*The request*
Look through the listing and locate every line containing the word "sekunteja"; copy those lines.

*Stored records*
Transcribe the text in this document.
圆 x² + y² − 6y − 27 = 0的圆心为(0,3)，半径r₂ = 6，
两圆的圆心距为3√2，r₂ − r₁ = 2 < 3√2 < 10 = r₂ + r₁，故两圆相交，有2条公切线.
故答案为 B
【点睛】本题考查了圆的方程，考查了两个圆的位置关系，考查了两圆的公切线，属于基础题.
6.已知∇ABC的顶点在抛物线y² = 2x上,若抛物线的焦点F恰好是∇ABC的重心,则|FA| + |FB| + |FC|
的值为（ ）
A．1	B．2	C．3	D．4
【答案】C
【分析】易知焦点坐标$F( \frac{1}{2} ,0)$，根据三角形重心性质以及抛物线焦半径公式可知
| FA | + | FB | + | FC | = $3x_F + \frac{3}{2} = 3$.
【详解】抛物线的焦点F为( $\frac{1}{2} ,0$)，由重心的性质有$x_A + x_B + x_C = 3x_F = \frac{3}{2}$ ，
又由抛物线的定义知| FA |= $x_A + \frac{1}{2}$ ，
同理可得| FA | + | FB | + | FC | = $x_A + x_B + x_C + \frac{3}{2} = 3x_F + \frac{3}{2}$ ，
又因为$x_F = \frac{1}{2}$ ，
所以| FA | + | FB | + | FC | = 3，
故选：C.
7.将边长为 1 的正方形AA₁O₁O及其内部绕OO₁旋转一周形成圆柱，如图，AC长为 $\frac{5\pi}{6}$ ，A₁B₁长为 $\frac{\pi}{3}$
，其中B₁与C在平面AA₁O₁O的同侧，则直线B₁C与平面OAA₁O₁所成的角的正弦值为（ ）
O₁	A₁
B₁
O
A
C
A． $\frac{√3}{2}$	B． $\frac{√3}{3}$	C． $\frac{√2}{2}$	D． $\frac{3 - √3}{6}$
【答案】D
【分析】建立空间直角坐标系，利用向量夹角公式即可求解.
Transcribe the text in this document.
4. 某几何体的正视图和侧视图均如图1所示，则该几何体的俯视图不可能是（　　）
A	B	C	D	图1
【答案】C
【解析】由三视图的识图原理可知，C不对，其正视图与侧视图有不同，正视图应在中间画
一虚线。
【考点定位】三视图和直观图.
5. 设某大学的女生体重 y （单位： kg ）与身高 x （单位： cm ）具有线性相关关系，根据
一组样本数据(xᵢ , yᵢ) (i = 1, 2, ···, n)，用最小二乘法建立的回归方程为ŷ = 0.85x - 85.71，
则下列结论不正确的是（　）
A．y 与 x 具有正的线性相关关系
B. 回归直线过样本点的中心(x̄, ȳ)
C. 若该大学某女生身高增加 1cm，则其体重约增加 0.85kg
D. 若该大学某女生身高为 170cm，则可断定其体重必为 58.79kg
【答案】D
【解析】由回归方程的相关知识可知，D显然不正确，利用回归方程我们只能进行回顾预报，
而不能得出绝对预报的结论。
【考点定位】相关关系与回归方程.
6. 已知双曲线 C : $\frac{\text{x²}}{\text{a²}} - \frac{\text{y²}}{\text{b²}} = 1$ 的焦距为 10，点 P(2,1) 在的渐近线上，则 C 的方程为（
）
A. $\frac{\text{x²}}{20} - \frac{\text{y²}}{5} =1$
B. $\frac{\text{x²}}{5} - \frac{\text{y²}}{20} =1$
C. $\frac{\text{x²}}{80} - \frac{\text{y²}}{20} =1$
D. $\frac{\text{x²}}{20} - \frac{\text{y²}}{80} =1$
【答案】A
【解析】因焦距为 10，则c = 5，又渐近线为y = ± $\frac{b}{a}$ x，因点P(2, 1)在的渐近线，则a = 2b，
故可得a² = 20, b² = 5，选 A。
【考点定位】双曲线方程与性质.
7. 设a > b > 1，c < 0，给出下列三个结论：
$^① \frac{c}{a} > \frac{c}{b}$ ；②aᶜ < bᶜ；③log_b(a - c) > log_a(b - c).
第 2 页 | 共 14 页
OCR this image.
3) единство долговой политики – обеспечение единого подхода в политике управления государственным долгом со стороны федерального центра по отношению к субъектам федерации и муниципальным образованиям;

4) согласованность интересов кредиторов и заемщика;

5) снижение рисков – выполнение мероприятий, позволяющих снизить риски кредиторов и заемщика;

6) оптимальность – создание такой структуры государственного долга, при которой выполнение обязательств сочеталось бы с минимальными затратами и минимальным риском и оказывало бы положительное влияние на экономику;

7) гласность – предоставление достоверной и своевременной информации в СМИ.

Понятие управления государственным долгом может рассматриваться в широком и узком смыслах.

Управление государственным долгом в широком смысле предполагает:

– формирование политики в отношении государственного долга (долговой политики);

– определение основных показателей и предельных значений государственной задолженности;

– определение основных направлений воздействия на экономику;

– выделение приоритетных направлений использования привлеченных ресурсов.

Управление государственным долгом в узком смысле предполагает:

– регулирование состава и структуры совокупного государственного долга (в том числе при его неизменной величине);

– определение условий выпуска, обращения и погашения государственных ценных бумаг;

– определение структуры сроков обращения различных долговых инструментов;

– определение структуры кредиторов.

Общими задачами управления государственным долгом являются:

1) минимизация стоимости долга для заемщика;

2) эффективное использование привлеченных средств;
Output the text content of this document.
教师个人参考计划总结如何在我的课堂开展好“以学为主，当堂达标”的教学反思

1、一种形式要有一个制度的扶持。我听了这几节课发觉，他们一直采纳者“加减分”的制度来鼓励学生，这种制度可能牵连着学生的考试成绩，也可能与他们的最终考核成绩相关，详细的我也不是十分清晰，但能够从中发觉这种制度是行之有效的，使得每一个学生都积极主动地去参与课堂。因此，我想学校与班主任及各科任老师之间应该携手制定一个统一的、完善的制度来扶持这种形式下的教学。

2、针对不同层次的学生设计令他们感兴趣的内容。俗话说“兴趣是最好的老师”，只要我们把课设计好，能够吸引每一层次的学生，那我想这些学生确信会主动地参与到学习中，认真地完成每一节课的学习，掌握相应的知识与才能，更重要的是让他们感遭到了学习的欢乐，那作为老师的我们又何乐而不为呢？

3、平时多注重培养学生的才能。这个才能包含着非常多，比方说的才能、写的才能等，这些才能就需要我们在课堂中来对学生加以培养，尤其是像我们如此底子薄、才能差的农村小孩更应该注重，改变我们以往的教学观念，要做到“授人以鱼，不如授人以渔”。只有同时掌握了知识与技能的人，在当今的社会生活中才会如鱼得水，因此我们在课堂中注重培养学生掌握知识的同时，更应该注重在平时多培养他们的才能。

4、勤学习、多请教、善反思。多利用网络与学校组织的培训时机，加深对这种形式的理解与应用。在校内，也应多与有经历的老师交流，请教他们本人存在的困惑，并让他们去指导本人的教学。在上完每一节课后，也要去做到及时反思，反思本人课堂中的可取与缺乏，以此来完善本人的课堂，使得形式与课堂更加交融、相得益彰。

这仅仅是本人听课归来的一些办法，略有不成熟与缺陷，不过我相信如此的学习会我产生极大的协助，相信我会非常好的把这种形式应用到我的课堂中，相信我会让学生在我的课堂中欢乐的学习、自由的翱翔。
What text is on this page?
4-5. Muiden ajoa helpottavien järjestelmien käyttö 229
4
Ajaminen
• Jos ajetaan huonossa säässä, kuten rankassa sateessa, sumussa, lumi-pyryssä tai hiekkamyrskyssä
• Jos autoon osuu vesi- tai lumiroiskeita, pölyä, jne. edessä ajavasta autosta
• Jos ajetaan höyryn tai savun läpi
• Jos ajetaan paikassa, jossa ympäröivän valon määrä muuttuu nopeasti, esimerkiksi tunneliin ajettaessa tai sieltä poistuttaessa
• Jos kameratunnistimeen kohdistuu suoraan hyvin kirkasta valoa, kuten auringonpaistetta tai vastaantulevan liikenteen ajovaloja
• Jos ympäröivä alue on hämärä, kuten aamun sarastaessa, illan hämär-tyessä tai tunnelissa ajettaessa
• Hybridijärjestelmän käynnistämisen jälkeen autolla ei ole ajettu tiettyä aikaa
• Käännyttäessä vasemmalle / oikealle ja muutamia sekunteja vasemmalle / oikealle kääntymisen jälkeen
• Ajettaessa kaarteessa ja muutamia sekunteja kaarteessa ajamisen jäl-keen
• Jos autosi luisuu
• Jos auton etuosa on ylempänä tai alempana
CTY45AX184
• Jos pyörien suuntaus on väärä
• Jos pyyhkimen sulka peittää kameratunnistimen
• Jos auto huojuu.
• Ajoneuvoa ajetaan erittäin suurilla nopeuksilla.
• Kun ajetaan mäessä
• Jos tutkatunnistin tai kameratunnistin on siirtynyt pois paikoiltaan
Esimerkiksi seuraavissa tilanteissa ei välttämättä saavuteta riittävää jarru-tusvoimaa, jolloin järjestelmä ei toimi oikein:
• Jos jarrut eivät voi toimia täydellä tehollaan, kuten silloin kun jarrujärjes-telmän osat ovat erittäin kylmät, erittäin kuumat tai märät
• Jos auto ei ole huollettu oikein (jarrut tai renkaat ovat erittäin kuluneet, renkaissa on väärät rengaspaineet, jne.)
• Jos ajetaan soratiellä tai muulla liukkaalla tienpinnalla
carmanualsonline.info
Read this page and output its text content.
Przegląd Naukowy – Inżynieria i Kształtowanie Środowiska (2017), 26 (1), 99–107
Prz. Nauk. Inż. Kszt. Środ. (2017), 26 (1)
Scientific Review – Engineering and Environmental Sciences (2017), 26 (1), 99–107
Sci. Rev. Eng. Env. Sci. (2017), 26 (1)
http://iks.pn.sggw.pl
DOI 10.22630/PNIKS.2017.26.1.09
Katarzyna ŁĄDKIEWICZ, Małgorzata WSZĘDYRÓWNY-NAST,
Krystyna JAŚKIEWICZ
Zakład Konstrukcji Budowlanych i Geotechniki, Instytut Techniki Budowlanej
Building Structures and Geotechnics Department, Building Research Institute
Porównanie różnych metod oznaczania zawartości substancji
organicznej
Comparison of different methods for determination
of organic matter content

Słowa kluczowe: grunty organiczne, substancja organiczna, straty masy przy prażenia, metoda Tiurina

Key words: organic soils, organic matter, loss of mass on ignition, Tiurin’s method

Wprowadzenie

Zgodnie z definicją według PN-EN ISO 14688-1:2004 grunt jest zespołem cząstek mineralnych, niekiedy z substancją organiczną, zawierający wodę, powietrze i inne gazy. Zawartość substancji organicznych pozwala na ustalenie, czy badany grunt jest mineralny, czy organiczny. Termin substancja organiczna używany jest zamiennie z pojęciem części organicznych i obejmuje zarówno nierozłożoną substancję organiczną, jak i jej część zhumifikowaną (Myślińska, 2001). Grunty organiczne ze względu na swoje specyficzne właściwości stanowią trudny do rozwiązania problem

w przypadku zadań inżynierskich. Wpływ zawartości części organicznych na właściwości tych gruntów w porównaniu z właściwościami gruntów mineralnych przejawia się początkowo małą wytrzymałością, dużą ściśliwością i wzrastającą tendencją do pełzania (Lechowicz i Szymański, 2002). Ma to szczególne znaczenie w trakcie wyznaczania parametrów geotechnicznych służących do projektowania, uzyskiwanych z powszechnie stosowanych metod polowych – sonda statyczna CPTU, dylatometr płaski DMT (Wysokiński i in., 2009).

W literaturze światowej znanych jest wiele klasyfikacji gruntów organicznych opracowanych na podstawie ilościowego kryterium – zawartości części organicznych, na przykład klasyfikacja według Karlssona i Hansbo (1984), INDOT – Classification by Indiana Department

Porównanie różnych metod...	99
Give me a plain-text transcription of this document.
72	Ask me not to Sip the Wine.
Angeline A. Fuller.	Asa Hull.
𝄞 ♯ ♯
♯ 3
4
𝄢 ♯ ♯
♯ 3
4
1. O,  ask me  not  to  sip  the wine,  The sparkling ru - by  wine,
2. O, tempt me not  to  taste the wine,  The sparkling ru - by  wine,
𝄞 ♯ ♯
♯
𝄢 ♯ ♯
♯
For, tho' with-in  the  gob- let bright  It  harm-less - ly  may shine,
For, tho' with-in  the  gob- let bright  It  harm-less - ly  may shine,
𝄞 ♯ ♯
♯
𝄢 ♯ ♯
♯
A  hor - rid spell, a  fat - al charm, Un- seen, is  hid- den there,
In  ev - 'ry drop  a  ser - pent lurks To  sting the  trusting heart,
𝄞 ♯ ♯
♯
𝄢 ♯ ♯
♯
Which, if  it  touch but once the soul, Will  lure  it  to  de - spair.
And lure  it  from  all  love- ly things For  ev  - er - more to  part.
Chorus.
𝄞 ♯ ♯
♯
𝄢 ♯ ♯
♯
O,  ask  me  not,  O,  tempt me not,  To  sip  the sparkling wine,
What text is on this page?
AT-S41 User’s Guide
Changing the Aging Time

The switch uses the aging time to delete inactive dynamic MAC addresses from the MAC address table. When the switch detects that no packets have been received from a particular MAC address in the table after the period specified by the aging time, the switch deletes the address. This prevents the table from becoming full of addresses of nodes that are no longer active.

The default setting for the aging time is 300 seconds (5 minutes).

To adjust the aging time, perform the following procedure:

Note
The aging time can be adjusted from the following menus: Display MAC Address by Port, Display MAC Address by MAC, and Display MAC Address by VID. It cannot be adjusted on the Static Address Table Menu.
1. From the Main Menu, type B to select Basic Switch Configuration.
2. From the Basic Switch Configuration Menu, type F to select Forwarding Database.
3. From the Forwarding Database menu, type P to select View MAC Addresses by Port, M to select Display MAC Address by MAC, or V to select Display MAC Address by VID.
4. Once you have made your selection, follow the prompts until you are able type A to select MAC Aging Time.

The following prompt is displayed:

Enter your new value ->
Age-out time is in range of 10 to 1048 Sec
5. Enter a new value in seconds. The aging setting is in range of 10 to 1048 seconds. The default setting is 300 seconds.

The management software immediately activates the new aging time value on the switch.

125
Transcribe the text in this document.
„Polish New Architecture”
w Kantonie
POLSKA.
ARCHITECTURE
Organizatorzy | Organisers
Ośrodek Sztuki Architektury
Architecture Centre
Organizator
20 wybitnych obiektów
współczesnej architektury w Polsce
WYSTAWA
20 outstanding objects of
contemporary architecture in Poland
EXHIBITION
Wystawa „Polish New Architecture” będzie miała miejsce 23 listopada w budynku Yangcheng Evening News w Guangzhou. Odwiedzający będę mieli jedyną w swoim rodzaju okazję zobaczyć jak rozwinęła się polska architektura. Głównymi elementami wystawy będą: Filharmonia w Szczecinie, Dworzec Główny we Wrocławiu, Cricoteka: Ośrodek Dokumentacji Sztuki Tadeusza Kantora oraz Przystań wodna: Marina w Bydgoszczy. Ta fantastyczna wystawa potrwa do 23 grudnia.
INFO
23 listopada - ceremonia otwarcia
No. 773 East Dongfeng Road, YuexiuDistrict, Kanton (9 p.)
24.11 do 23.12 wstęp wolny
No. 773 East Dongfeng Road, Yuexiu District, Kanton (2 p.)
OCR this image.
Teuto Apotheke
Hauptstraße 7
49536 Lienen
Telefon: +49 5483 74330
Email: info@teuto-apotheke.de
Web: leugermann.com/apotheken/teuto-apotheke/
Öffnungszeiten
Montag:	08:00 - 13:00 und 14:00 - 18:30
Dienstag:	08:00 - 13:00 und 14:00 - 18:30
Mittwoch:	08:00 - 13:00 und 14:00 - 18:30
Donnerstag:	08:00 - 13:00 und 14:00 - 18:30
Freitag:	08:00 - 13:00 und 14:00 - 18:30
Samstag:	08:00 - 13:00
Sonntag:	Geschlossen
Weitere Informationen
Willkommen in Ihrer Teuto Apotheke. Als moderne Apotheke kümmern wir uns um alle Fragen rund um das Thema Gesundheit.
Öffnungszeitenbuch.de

*Reply to the task*
• Käännyttäessä vasemmalle / oikealle ja muutamia sekunteja vasemmalle / oikealle kääntymisen jälkeen
• Ajettaessa kaarteessa ja muutamia sekunteja kaarteessa ajamisen jäl-keen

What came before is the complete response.